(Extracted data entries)
○ ○ ○ ○ ○ ○ ○

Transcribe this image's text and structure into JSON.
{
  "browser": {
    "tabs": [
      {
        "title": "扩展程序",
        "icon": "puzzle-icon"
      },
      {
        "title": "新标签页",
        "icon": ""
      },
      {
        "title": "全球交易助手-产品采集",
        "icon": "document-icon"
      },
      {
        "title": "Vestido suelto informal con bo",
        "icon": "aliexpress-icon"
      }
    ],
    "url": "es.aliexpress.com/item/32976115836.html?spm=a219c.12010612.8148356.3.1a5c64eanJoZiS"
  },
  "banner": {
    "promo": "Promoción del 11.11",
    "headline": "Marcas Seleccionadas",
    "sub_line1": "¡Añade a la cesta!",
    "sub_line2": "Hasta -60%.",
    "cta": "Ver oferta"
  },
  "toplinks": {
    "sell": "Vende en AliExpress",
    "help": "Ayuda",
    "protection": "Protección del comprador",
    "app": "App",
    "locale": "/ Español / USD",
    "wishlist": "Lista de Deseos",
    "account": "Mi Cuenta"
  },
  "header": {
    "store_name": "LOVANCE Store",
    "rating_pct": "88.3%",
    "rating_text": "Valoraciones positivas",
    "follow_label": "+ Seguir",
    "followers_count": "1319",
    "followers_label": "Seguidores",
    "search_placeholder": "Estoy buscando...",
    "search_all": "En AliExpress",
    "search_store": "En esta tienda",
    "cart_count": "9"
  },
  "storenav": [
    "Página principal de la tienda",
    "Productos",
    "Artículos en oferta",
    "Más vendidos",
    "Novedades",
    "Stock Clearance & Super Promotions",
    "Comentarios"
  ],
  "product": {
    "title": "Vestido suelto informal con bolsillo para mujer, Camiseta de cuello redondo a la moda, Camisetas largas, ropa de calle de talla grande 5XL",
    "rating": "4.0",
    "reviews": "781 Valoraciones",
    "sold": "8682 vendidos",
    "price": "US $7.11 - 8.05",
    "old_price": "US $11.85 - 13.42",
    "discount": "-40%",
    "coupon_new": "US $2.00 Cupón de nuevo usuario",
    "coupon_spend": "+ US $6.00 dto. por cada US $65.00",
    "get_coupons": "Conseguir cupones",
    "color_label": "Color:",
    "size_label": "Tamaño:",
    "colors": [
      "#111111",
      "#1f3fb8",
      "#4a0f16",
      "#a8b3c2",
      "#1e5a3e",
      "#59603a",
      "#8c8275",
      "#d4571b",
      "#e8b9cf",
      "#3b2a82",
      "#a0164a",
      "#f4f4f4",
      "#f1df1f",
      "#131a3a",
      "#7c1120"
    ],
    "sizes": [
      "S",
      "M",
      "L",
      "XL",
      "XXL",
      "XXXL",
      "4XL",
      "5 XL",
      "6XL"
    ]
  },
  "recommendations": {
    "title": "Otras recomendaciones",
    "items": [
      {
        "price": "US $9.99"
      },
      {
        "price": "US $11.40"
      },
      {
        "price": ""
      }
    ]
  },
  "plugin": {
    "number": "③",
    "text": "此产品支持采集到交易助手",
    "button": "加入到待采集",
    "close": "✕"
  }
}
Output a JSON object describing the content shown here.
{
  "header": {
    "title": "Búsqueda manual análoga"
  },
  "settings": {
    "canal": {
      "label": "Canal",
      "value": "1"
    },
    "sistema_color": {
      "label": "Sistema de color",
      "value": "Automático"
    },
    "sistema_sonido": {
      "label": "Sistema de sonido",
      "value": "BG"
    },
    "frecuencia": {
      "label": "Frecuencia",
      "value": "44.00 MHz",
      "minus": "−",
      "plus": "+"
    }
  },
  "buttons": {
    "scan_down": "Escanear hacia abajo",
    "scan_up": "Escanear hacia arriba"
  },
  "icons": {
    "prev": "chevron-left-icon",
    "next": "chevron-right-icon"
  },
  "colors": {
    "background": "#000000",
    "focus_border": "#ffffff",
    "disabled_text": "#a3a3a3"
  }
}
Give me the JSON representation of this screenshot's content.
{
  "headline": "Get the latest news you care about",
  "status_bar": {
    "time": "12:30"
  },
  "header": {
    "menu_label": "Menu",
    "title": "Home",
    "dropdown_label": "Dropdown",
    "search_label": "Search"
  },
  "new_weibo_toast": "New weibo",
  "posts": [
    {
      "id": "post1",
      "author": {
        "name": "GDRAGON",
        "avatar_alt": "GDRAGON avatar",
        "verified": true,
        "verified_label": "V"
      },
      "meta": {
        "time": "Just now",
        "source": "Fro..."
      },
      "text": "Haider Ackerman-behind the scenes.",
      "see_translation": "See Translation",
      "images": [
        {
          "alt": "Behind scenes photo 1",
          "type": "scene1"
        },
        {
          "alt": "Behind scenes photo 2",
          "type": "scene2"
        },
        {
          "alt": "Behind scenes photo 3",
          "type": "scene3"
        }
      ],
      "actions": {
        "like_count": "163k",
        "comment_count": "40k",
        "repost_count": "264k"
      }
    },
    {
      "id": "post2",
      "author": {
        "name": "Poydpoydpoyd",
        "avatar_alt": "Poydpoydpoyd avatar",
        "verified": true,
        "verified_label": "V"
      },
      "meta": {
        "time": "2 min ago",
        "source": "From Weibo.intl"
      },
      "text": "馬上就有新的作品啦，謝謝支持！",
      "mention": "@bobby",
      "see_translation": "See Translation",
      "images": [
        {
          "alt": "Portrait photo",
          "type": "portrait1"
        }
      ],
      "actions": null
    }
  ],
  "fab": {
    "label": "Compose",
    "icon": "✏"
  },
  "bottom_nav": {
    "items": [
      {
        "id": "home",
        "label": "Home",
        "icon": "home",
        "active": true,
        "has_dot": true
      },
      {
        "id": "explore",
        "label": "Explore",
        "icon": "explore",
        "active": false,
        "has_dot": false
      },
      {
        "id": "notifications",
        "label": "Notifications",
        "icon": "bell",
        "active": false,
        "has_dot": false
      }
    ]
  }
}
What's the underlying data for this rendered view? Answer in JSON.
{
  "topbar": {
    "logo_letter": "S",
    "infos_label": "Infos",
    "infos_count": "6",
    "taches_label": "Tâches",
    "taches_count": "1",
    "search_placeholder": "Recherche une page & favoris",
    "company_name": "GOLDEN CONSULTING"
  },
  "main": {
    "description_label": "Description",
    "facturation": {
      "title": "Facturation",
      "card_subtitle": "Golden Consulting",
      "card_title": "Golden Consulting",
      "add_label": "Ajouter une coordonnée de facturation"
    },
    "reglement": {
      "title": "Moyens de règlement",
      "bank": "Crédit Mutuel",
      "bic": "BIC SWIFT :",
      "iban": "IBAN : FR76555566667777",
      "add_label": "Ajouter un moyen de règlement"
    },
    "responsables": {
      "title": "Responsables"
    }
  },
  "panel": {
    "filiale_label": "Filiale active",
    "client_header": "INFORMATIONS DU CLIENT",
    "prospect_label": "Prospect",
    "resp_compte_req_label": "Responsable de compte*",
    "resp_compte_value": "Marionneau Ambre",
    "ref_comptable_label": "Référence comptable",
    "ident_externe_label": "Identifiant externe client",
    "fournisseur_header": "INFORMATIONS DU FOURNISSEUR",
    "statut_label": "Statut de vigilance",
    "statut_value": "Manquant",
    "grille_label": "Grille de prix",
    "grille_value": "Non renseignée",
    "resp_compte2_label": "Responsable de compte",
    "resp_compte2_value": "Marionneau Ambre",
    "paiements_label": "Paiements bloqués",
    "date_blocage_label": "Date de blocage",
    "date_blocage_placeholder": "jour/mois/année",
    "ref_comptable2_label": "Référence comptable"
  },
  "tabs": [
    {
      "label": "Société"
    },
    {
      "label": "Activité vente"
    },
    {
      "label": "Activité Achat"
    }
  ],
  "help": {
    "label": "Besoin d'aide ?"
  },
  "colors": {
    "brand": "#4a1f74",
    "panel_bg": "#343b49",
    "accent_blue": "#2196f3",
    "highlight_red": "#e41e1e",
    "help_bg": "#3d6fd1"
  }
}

○ ○ ○ ○ ○ ○ ○

▸ SHORT EXERCISE
Show all lines from the listing above in which "time" appears.

▸ TASK OUTPUT
    "time": "12:30"
        "time": "Just now",
        "time": "2 min ago",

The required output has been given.